» GIVEN RECORDS
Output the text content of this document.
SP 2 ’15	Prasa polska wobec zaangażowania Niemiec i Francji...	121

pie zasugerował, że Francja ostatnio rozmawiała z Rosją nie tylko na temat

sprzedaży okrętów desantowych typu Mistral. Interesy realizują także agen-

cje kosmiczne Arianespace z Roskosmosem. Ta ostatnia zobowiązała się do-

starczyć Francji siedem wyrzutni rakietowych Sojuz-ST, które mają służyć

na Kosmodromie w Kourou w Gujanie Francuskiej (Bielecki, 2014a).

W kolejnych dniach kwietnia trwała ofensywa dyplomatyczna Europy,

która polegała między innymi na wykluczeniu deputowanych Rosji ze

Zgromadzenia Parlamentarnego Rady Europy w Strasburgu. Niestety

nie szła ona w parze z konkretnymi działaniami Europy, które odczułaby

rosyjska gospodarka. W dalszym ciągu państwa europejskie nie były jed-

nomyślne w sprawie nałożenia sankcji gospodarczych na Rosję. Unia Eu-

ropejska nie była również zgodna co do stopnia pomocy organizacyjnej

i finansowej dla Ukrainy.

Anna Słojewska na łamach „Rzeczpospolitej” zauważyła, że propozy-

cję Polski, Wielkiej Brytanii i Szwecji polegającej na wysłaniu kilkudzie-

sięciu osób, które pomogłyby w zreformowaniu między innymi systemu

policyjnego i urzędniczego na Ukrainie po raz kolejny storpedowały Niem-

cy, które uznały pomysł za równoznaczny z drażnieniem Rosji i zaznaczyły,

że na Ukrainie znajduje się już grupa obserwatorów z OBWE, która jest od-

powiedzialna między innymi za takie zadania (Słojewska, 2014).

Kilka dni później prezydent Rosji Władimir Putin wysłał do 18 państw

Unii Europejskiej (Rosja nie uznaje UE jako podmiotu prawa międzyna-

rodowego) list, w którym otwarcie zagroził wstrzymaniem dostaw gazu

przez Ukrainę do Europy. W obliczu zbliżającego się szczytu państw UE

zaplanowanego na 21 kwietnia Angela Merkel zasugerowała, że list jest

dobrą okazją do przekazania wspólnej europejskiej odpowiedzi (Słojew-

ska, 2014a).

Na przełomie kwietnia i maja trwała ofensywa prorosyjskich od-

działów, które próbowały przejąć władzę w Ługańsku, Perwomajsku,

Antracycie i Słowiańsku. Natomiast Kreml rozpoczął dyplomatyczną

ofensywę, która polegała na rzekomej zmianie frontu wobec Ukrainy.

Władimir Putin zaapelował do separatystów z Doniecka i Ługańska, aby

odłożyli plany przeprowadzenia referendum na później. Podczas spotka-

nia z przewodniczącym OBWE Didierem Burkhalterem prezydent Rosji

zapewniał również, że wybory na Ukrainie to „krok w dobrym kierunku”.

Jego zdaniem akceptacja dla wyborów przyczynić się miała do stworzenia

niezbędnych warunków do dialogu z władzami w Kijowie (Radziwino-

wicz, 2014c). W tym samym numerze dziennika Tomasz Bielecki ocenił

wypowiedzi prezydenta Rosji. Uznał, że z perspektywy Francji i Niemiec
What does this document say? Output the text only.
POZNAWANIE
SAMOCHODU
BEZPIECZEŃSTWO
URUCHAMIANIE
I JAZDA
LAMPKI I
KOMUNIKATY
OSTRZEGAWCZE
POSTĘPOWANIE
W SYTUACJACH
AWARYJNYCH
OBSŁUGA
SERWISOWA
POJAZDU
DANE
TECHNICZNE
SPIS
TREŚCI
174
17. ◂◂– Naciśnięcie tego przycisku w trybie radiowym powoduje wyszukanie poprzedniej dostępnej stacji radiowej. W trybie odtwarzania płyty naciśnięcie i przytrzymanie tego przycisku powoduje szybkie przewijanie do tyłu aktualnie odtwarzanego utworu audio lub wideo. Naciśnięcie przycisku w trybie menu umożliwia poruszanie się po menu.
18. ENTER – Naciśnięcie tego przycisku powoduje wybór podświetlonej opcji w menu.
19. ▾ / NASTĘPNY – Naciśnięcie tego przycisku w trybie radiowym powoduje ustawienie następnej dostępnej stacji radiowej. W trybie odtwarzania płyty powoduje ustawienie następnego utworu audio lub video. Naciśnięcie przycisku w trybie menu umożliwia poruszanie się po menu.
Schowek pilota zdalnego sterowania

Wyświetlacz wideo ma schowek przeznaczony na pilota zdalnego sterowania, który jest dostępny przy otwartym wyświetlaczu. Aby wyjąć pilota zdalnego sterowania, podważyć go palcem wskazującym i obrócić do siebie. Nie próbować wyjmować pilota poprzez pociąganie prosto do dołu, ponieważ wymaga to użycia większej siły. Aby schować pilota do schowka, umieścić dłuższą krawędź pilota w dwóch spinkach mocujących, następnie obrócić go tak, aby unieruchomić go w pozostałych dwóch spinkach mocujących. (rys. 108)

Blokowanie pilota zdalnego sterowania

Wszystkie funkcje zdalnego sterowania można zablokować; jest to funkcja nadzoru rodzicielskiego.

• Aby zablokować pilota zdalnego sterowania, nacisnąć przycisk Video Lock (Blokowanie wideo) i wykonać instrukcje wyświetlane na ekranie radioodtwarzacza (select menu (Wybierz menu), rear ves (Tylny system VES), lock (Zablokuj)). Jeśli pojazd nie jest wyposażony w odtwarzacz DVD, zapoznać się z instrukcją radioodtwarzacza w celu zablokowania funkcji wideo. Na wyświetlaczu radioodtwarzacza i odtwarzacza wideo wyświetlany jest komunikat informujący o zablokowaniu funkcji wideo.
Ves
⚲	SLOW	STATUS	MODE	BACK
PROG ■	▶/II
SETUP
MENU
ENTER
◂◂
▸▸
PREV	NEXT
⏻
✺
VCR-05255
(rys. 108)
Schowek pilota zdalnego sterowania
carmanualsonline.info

» GIVEN REQUEST
Each line above must be printed exactly as it appears.

» SOLUTION TO THIS PROBLEM
Output the text content of this document.
SP 2 ’15	Prasa polska wobec zaangażowania Niemiec i Francji...	121

pie zasugerował, że Francja ostatnio rozmawiała z Rosją nie tylko na temat

sprzedaży okrętów desantowych typu Mistral. Interesy realizują także agen-

cje kosmiczne Arianespace z Roskosmosem. Ta ostatnia zobowiązała się do-

starczyć Francji siedem wyrzutni rakietowych Sojuz-ST, które mają służyć

na Kosmodromie w Kourou w Gujanie Francuskiej (Bielecki, 2014a).

W kolejnych dniach kwietnia trwała ofensywa dyplomatyczna Europy,

która polegała między innymi na wykluczeniu deputowanych Rosji ze

Zgromadzenia Parlamentarnego Rady Europy w Strasburgu. Niestety

nie szła ona w parze z konkretnymi działaniami Europy, które odczułaby

rosyjska gospodarka. W dalszym ciągu państwa europejskie nie były jed-

nomyślne w sprawie nałożenia sankcji gospodarczych na Rosję. Unia Eu-

ropejska nie była również zgodna co do stopnia pomocy organizacyjnej

i finansowej dla Ukrainy.

Anna Słojewska na łamach „Rzeczpospolitej” zauważyła, że propozy-

cję Polski, Wielkiej Brytanii i Szwecji polegającej na wysłaniu kilkudzie-

sięciu osób, które pomogłyby w zreformowaniu między innymi systemu

policyjnego i urzędniczego na Ukrainie po raz kolejny storpedowały Niem-

cy, które uznały pomysł za równoznaczny z drażnieniem Rosji i zaznaczyły,

że na Ukrainie znajduje się już grupa obserwatorów z OBWE, która jest od-

powiedzialna między innymi za takie zadania (Słojewska, 2014).

Kilka dni później prezydent Rosji Władimir Putin wysłał do 18 państw

Unii Europejskiej (Rosja nie uznaje UE jako podmiotu prawa międzyna-

rodowego) list, w którym otwarcie zagroził wstrzymaniem dostaw gazu

przez Ukrainę do Europy. W obliczu zbliżającego się szczytu państw UE

zaplanowanego na 21 kwietnia Angela Merkel zasugerowała, że list jest

dobrą okazją do przekazania wspólnej europejskiej odpowiedzi (Słojew-

ska, 2014a).

Na przełomie kwietnia i maja trwała ofensywa prorosyjskich od-

działów, które próbowały przejąć władzę w Ługańsku, Perwomajsku,

Antracycie i Słowiańsku. Natomiast Kreml rozpoczął dyplomatyczną

ofensywę, która polegała na rzekomej zmianie frontu wobec Ukrainy.

Władimir Putin zaapelował do separatystów z Doniecka i Ługańska, aby

odłożyli plany przeprowadzenia referendum na później. Podczas spotka-

nia z przewodniczącym OBWE Didierem Burkhalterem prezydent Rosji

zapewniał również, że wybory na Ukrainie to „krok w dobrym kierunku”.

Jego zdaniem akceptacja dla wyborów przyczynić się miała do stworzenia

niezbędnych warunków do dialogu z władzami w Kijowie (Radziwino-

wicz, 2014c). W tym samym numerze dziennika Tomasz Bielecki ocenił

wypowiedzi prezydenta Rosji. Uznał, że z perspektywy Francji i Niemiec
What does this document say? Output the text only.
POZNAWANIE
SAMOCHODU
BEZPIECZEŃSTWO
URUCHAMIANIE
I JAZDA
LAMPKI I
KOMUNIKATY
OSTRZEGAWCZE
POSTĘPOWANIE
W SYTUACJACH
AWARYJNYCH
OBSŁUGA
SERWISOWA
POJAZDU
DANE
TECHNICZNE
SPIS
TREŚCI
174
17. ◂◂– Naciśnięcie tego przycisku w trybie radiowym powoduje wyszukanie poprzedniej dostępnej stacji radiowej. W trybie odtwarzania płyty naciśnięcie i przytrzymanie tego przycisku powoduje szybkie przewijanie do tyłu aktualnie odtwarzanego utworu audio lub wideo. Naciśnięcie przycisku w trybie menu umożliwia poruszanie się po menu.
18. ENTER – Naciśnięcie tego przycisku powoduje wybór podświetlonej opcji w menu.
19. ▾ / NASTĘPNY – Naciśnięcie tego przycisku w trybie radiowym powoduje ustawienie następnej dostępnej stacji radiowej. W trybie odtwarzania płyty powoduje ustawienie następnego utworu audio lub video. Naciśnięcie przycisku w trybie menu umożliwia poruszanie się po menu.
Schowek pilota zdalnego sterowania

Wyświetlacz wideo ma schowek przeznaczony na pilota zdalnego sterowania, który jest dostępny przy otwartym wyświetlaczu. Aby wyjąć pilota zdalnego sterowania, podważyć go palcem wskazującym i obrócić do siebie. Nie próbować wyjmować pilota poprzez pociąganie prosto do dołu, ponieważ wymaga to użycia większej siły. Aby schować pilota do schowka, umieścić dłuższą krawędź pilota w dwóch spinkach mocujących, następnie obrócić go tak, aby unieruchomić go w pozostałych dwóch spinkach mocujących. (rys. 108)

Blokowanie pilota zdalnego sterowania

Wszystkie funkcje zdalnego sterowania można zablokować; jest to funkcja nadzoru rodzicielskiego.

• Aby zablokować pilota zdalnego sterowania, nacisnąć przycisk Video Lock (Blokowanie wideo) i wykonać instrukcje wyświetlane na ekranie radioodtwarzacza (select menu (Wybierz menu), rear ves (Tylny system VES), lock (Zablokuj)). Jeśli pojazd nie jest wyposażony w odtwarzacz DVD, zapoznać się z instrukcją radioodtwarzacza w celu zablokowania funkcji wideo. Na wyświetlaczu radioodtwarzacza i odtwarzacza wideo wyświetlany jest komunikat informujący o zablokowaniu funkcji wideo.
Ves
⚲	SLOW	STATUS	MODE	BACK
PROG ■	▶/II
SETUP
MENU
ENTER
◂◂
▸▸
PREV	NEXT
⏻
✺
VCR-05255
(rys. 108)
Schowek pilota zdalnego sterowania
carmanualsonline.info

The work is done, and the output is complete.